• _SOURCE RECORDS_:

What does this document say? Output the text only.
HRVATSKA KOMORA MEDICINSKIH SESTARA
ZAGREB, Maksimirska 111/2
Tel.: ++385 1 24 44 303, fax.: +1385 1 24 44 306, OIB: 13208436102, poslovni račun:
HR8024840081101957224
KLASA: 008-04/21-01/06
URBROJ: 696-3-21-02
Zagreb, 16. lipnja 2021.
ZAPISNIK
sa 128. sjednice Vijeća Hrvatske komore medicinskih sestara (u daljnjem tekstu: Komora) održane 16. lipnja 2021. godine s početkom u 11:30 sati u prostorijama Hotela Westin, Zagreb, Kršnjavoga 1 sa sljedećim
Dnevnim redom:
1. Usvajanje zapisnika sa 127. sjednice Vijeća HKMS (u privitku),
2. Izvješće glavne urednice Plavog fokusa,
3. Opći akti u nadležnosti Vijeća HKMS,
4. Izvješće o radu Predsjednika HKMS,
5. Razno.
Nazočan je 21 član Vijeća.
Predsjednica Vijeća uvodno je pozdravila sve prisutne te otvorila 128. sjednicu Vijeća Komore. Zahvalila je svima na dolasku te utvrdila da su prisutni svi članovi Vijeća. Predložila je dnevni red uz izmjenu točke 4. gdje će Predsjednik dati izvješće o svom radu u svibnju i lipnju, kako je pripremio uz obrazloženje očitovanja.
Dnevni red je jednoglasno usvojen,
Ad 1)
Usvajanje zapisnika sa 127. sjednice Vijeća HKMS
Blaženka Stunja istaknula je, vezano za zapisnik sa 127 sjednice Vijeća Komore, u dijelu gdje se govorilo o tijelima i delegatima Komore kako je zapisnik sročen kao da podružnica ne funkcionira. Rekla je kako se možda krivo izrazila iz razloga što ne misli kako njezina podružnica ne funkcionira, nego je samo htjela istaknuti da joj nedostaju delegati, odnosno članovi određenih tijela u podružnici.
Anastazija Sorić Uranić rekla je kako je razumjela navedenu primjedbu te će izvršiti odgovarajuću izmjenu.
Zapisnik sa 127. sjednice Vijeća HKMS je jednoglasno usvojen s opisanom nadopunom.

• _STATED TASK_:
Each record must be repeated exactly as it is.

• _EXERCISE RESPONSE_:
What does this document say? Output the text only.
HRVATSKA KOMORA MEDICINSKIH SESTARA
ZAGREB, Maksimirska 111/2
Tel.: ++385 1 24 44 303, fax.: +1385 1 24 44 306, OIB: 13208436102, poslovni račun:
HR8024840081101957224
KLASA: 008-04/21-01/06
URBROJ: 696-3-21-02
Zagreb, 16. lipnja 2021.
ZAPISNIK
sa 128. sjednice Vijeća Hrvatske komore medicinskih sestara (u daljnjem tekstu: Komora) održane 16. lipnja 2021. godine s početkom u 11:30 sati u prostorijama Hotela Westin, Zagreb, Kršnjavoga 1 sa sljedećim
Dnevnim redom:
1. Usvajanje zapisnika sa 127. sjednice Vijeća HKMS (u privitku),
2. Izvješće glavne urednice Plavog fokusa,
3. Opći akti u nadležnosti Vijeća HKMS,
4. Izvješće o radu Predsjednika HKMS,
5. Razno.
Nazočan je 21 član Vijeća.
Predsjednica Vijeća uvodno je pozdravila sve prisutne te otvorila 128. sjednicu Vijeća Komore. Zahvalila je svima na dolasku te utvrdila da su prisutni svi članovi Vijeća. Predložila je dnevni red uz izmjenu točke 4. gdje će Predsjednik dati izvješće o svom radu u svibnju i lipnju, kako je pripremio uz obrazloženje očitovanja.
Dnevni red je jednoglasno usvojen,
Ad 1)
Usvajanje zapisnika sa 127. sjednice Vijeća HKMS
Blaženka Stunja istaknula je, vezano za zapisnik sa 127 sjednice Vijeća Komore, u dijelu gdje se govorilo o tijelima i delegatima Komore kako je zapisnik sročen kao da podružnica ne funkcionira. Rekla je kako se možda krivo izrazila iz razloga što ne misli kako njezina podružnica ne funkcionira, nego je samo htjela istaknuti da joj nedostaju delegati, odnosno članovi određenih tijela u podružnici.
Anastazija Sorić Uranić rekla je kako je razumjela navedenu primjedbu te će izvršiti odgovarajuću izmjenu.
Zapisnik sa 127. sjednice Vijeća HKMS je jednoglasno usvojen s opisanom nadopunom.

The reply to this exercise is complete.